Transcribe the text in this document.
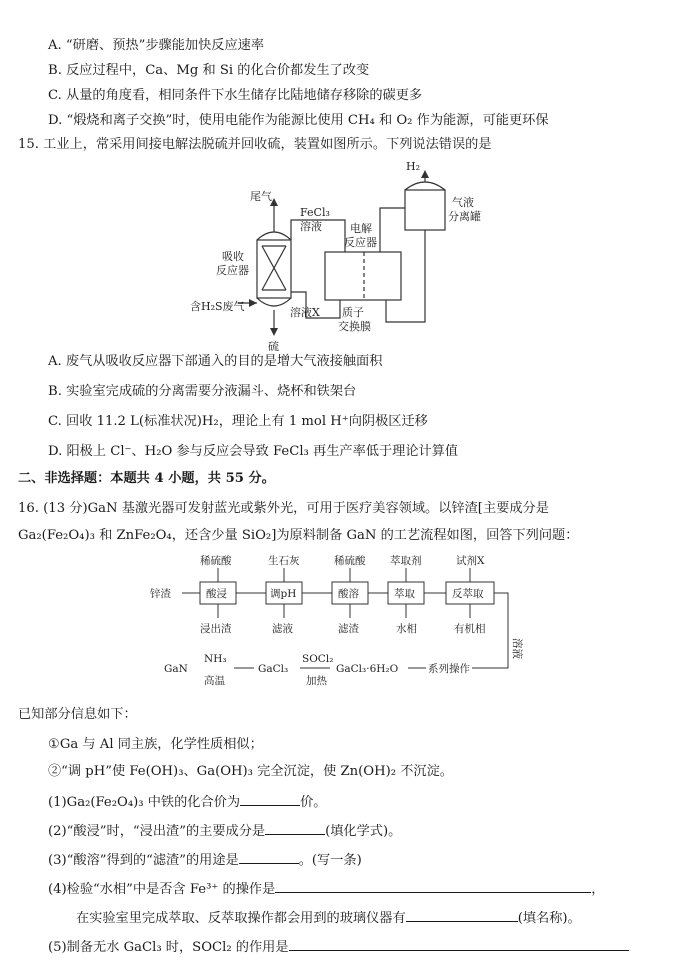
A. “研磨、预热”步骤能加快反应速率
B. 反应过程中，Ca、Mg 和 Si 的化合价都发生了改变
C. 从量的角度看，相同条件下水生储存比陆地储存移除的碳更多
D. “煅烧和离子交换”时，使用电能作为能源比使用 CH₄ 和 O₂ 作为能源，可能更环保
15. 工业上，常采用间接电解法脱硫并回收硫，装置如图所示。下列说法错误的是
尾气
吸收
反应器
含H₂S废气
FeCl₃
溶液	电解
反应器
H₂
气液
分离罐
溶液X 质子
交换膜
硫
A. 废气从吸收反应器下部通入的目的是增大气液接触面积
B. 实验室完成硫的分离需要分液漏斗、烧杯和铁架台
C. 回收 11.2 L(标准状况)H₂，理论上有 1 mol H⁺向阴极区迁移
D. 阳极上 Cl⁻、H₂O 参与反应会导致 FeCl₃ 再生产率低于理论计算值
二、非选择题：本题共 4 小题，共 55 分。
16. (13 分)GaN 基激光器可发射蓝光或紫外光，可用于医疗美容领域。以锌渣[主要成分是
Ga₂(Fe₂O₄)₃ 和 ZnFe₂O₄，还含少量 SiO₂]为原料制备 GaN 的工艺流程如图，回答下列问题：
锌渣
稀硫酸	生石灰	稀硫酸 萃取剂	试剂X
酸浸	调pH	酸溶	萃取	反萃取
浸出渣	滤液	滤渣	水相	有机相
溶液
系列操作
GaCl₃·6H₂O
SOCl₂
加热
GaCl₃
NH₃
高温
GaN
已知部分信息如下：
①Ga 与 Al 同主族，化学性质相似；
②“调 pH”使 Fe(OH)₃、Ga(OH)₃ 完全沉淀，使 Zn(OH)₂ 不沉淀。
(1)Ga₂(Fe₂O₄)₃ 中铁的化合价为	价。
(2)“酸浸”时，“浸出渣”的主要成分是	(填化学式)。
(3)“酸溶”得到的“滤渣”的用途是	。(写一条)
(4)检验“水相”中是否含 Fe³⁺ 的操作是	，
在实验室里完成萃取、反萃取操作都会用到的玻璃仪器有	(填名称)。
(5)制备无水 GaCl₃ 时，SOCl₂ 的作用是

━━━━━━━━━━━━━━━━

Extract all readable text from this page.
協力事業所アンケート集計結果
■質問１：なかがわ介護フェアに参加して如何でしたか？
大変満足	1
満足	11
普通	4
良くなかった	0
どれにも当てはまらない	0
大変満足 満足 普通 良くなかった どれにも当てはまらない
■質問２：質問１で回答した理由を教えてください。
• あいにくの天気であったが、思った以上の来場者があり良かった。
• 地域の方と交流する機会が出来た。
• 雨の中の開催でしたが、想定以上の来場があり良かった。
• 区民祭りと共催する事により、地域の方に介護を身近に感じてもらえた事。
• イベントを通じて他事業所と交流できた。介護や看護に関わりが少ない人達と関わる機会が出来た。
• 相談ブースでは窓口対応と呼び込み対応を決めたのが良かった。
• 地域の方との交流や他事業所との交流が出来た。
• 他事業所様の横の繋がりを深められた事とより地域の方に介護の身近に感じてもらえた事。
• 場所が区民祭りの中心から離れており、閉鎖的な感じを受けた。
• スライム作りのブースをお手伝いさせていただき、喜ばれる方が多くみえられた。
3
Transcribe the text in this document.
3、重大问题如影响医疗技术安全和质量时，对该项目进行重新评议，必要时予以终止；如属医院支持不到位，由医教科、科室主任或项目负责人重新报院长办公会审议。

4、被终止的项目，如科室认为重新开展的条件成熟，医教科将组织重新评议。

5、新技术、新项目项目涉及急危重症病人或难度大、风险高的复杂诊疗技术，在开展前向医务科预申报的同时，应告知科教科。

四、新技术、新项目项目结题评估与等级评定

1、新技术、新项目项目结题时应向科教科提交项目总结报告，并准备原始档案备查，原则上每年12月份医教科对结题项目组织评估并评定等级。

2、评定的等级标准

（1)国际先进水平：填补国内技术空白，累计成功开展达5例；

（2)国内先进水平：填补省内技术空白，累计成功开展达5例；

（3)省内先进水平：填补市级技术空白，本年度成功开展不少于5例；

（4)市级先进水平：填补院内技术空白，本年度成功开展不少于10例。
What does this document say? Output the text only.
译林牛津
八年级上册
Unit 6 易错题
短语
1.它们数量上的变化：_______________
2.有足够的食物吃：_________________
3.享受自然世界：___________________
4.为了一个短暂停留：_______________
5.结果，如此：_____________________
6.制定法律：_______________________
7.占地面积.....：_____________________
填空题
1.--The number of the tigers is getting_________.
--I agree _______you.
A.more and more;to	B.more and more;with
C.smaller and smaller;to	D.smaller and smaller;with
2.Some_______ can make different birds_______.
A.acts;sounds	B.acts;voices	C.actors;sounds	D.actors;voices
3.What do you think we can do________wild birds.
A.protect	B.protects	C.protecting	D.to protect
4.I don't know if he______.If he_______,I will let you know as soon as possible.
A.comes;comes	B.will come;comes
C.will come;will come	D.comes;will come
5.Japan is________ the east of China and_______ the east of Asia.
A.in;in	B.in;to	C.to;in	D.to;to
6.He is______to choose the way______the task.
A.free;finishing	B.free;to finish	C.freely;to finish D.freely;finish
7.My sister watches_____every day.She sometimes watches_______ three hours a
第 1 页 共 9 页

━━━━━━━━━━━━━━━━

» Task description
Look through the material above. Copy each line where the word "this" appears.

» Output of the exercise
Transcribe the text in this document.
Extract all readable text from this page.
Transcribe the text in this document.
What does this document say? Output the text only.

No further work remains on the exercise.